Problem statement
Restate, word for word, every line of the data.

Record list
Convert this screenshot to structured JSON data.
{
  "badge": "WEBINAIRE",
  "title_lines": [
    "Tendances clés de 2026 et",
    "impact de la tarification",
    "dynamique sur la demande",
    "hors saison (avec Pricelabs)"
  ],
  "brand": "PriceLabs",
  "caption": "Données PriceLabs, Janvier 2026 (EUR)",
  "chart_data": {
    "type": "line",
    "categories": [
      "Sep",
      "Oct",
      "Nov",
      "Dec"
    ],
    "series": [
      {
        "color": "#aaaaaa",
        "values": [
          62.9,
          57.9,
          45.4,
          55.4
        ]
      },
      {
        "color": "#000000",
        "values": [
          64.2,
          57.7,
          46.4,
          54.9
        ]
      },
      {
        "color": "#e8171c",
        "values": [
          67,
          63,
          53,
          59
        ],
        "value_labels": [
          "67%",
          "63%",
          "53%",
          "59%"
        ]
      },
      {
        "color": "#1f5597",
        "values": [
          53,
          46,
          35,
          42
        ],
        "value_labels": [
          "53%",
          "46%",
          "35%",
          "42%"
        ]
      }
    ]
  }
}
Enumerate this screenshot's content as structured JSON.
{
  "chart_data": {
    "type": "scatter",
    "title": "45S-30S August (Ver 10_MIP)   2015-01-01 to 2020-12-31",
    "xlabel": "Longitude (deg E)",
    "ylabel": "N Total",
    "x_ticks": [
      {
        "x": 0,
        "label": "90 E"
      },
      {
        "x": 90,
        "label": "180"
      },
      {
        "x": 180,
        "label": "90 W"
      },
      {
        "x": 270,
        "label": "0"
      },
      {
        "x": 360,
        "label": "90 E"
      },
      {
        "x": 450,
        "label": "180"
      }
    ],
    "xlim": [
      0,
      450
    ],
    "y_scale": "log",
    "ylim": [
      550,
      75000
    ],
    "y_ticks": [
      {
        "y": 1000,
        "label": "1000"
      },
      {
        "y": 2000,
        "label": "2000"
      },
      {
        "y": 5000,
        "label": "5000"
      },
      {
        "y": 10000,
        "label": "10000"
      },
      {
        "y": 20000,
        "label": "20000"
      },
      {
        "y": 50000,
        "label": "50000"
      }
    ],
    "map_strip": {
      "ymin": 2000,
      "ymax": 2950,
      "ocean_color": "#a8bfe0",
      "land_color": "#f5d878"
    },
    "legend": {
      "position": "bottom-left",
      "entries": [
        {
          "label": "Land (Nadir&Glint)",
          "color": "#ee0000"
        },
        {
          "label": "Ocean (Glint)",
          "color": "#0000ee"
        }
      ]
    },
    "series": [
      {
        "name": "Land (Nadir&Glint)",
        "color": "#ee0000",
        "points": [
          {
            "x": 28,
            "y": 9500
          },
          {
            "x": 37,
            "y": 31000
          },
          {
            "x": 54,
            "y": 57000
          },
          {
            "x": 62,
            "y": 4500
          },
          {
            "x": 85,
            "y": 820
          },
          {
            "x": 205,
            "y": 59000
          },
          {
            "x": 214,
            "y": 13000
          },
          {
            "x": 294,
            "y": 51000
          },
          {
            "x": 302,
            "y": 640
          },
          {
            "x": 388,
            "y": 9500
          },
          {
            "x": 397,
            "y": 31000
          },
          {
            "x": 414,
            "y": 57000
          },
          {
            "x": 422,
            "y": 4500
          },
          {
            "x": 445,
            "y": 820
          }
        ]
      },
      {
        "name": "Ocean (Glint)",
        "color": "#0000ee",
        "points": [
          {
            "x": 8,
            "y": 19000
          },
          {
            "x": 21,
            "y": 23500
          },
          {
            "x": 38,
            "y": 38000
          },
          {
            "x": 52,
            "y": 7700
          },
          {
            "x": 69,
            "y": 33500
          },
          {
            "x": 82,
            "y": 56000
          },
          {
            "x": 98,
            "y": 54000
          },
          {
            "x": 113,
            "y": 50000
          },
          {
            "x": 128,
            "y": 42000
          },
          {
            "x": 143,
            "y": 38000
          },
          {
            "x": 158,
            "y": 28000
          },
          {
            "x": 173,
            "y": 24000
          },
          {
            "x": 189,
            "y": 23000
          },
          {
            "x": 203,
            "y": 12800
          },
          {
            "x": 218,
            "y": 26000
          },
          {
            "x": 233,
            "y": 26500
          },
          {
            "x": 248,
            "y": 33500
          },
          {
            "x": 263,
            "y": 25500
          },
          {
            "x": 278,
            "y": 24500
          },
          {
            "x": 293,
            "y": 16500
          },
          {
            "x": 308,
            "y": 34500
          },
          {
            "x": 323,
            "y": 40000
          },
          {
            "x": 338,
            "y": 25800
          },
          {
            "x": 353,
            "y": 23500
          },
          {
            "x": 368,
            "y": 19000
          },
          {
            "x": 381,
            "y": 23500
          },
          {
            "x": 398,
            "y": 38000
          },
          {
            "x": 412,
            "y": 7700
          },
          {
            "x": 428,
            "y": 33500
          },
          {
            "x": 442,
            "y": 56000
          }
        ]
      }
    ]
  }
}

Solution below
Convert this screenshot to structured JSON data.
{
  "badge": "WEBINAIRE",
  "title_lines": [
    "Tendances clés de 2026 et",
    "impact de la tarification",
    "dynamique sur la demande",
    "hors saison (avec Pricelabs)"
  ],
  "brand": "PriceLabs",
  "caption": "Données PriceLabs, Janvier 2026 (EUR)",
  "chart_data": {
    "type": "line",
    "categories": [
      "Sep",
      "Oct",
      "Nov",
      "Dec"
    ],
    "series": [
      {
        "color": "#aaaaaa",
        "values": [
          62.9,
          57.9,
          45.4,
          55.4
        ]
      },
      {
        "color": "#000000",
        "values": [
          64.2,
          57.7,
          46.4,
          54.9
        ]
      },
      {
        "color": "#e8171c",
        "values": [
          67,
          63,
          53,
          59
        ],
        "value_labels": [
          "67%",
          "63%",
          "53%",
          "59%"
        ]
      },
      {
        "color": "#1f5597",
        "values": [
          53,
          46,
          35,
          42
        ],
        "value_labels": [
          "53%",
          "46%",
          "35%",
          "42%"
        ]
      }
    ]
  }
}
Enumerate this screenshot's content as structured JSON.
{
  "chart_data": {
    "type": "scatter",
    "title": "45S-30S August (Ver 10_MIP)   2015-01-01 to 2020-12-31",
    "xlabel": "Longitude (deg E)",
    "ylabel": "N Total",
    "x_ticks": [
      {
        "x": 0,
        "label": "90 E"
      },
      {
        "x": 90,
        "label": "180"
      },
      {
        "x": 180,
        "label": "90 W"
      },
      {
        "x": 270,
        "label": "0"
      },
      {
        "x": 360,
        "label": "90 E"
      },
      {
        "x": 450,
        "label": "180"
      }
    ],
    "xlim": [
      0,
      450
    ],
    "y_scale": "log",
    "ylim": [
      550,
      75000
    ],
    "y_ticks": [
      {
        "y": 1000,
        "label": "1000"
      },
      {
        "y": 2000,
        "label": "2000"
      },
      {
        "y": 5000,
        "label": "5000"
      },
      {
        "y": 10000,
        "label": "10000"
      },
      {
        "y": 20000,
        "label": "20000"
      },
      {
        "y": 50000,
        "label": "50000"
      }
    ],
    "map_strip": {
      "ymin": 2000,
      "ymax": 2950,
      "ocean_color": "#a8bfe0",
      "land_color": "#f5d878"
    },
    "legend": {
      "position": "bottom-left",
      "entries": [
        {
          "label": "Land (Nadir&Glint)",
          "color": "#ee0000"
        },
        {
          "label": "Ocean (Glint)",
          "color": "#0000ee"
        }
      ]
    },
    "series": [
      {
        "name": "Land (Nadir&Glint)",
        "color": "#ee0000",
        "points": [
          {
            "x": 28,
            "y": 9500
          },
          {
            "x": 37,
            "y": 31000
          },
          {
            "x": 54,
            "y": 57000
          },
          {
            "x": 62,
            "y": 4500
          },
          {
            "x": 85,
            "y": 820
          },
          {
            "x": 205,
            "y": 59000
          },
          {
            "x": 214,
            "y": 13000
          },
          {
            "x": 294,
            "y": 51000
          },
          {
            "x": 302,
            "y": 640
          },
          {
            "x": 388,
            "y": 9500
          },
          {
            "x": 397,
            "y": 31000
          },
          {
            "x": 414,
            "y": 57000
          },
          {
            "x": 422,
            "y": 4500
          },
          {
            "x": 445,
            "y": 820
          }
        ]
      },
      {
        "name": "Ocean (Glint)",
        "color": "#0000ee",
        "points": [
          {
            "x": 8,
            "y": 19000
          },
          {
            "x": 21,
            "y": 23500
          },
          {
            "x": 38,
            "y": 38000
          },
          {
            "x": 52,
            "y": 7700
          },
          {
            "x": 69,
            "y": 33500
          },
          {
            "x": 82,
            "y": 56000
          },
          {
            "x": 98,
            "y": 54000
          },
          {
            "x": 113,
            "y": 50000
          },
          {
            "x": 128,
            "y": 42000
          },
          {
            "x": 143,
            "y": 38000
          },
          {
            "x": 158,
            "y": 28000
          },
          {
            "x": 173,
            "y": 24000
          },
          {
            "x": 189,
            "y": 23000
          },
          {
            "x": 203,
            "y": 12800
          },
          {
            "x": 218,
            "y": 26000
          },
          {
            "x": 233,
            "y": 26500
          },
          {
            "x": 248,
            "y": 33500
          },
          {
            "x": 263,
            "y": 25500
          },
          {
            "x": 278,
            "y": 24500
          },
          {
            "x": 293,
            "y": 16500
          },
          {
            "x": 308,
            "y": 34500
          },
          {
            "x": 323,
            "y": 40000
          },
          {
            "x": 338,
            "y": 25800
          },
          {
            "x": 353,
            "y": 23500
          },
          {
            "x": 368,
            "y": 19000
          },
          {
            "x": 381,
            "y": 23500
          },
          {
            "x": 398,
            "y": 38000
          },
          {
            "x": 412,
            "y": 7700
          },
          {
            "x": 428,
            "y": 33500
          },
          {
            "x": 442,
            "y": 56000
          }
        ]
      }
    ]
  }
}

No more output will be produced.